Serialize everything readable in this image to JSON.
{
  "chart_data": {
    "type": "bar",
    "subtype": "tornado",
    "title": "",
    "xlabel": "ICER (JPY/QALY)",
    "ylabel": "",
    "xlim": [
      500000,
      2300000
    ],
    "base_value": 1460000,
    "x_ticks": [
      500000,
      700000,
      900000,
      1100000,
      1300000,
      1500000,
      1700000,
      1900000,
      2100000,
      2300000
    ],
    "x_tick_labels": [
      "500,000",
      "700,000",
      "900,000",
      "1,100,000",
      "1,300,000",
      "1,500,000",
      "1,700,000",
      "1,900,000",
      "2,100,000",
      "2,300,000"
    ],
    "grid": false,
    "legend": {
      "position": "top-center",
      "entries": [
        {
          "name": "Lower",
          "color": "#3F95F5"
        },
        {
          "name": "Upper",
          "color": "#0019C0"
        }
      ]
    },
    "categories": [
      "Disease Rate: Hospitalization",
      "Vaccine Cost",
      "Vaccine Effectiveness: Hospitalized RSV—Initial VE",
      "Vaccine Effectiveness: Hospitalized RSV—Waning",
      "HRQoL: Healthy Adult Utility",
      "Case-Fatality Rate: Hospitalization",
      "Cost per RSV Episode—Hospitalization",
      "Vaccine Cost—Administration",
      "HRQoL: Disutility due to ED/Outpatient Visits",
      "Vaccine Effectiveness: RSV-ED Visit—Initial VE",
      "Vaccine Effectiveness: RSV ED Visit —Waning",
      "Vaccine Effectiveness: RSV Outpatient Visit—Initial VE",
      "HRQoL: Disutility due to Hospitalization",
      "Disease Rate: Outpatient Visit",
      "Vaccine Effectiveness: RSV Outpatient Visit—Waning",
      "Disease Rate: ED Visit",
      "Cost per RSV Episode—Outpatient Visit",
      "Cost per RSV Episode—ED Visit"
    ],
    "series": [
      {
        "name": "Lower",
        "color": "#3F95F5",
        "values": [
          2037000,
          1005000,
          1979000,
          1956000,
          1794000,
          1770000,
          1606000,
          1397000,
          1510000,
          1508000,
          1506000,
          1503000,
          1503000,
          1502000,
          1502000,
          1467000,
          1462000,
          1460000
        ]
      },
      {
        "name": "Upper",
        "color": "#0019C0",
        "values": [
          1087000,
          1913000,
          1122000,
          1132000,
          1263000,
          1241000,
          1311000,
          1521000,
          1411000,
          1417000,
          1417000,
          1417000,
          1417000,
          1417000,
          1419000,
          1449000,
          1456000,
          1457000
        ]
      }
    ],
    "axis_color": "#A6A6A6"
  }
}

════════════════════

* REQUIRED TASK
Output all of the data above without any alteration.

* RESULT
Serialize everything readable in this image to JSON.
{
  "chart_data": {
    "type": "bar",
    "subtype": "tornado",
    "title": "",
    "xlabel": "ICER (JPY/QALY)",
    "ylabel": "",
    "xlim": [
      500000,
      2300000
    ],
    "base_value": 1460000,
    "x_ticks": [
      500000,
      700000,
      900000,
      1100000,
      1300000,
      1500000,
      1700000,
      1900000,
      2100000,
      2300000
    ],
    "x_tick_labels": [
      "500,000",
      "700,000",
      "900,000",
      "1,100,000",
      "1,300,000",
      "1,500,000",
      "1,700,000",
      "1,900,000",
      "2,100,000",
      "2,300,000"
    ],
    "grid": false,
    "legend": {
      "position": "top-center",
      "entries": [
        {
          "name": "Lower",
          "color": "#3F95F5"
        },
        {
          "name": "Upper",
          "color": "#0019C0"
        }
      ]
    },
    "categories": [
      "Disease Rate: Hospitalization",
      "Vaccine Cost",
      "Vaccine Effectiveness: Hospitalized RSV—Initial VE",
      "Vaccine Effectiveness: Hospitalized RSV—Waning",
      "HRQoL: Healthy Adult Utility",
      "Case-Fatality Rate: Hospitalization",
      "Cost per RSV Episode—Hospitalization",
      "Vaccine Cost—Administration",
      "HRQoL: Disutility due to ED/Outpatient Visits",
      "Vaccine Effectiveness: RSV-ED Visit—Initial VE",
      "Vaccine Effectiveness: RSV ED Visit —Waning",
      "Vaccine Effectiveness: RSV Outpatient Visit—Initial VE",
      "HRQoL: Disutility due to Hospitalization",
      "Disease Rate: Outpatient Visit",
      "Vaccine Effectiveness: RSV Outpatient Visit—Waning",
      "Disease Rate: ED Visit",
      "Cost per RSV Episode—Outpatient Visit",
      "Cost per RSV Episode—ED Visit"
    ],
    "series": [
      {
        "name": "Lower",
        "color": "#3F95F5",
        "values": [
          2037000,
          1005000,
          1979000,
          1956000,
          1794000,
          1770000,
          1606000,
          1397000,
          1510000,
          1508000,
          1506000,
          1503000,
          1503000,
          1502000,
          1502000,
          1467000,
          1462000,
          1460000
        ]
      },
      {
        "name": "Upper",
        "color": "#0019C0",
        "values": [
          1087000,
          1913000,
          1122000,
          1132000,
          1263000,
          1241000,
          1311000,
          1521000,
          1411000,
          1417000,
          1417000,
          1417000,
          1417000,
          1417000,
          1419000,
          1449000,
          1456000,
          1457000
        ]
      }
    ],
    "axis_color": "#A6A6A6"
  }
}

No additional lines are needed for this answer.